▶ **Objective**: Set down each entry from the block beneath, exactly as written.
┌─ Supplied records
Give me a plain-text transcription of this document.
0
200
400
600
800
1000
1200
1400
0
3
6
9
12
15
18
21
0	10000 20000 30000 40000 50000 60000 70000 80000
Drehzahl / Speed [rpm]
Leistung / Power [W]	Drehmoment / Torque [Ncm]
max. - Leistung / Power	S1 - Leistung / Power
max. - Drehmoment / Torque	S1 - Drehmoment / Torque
└─
▶ **Output for this task**:
Give me a plain-text transcription of this document.
0
200
400
600
800
1000
1200
1400
0
3
6
9
12
15
18
21
0	10000 20000 30000 40000 50000 60000 70000 80000
Drehzahl / Speed [rpm]
Leistung / Power [W]	Drehmoment / Torque [Ncm]
max. - Leistung / Power	S1 - Leistung / Power
max. - Drehmoment / Torque	S1 - Drehmoment / Torque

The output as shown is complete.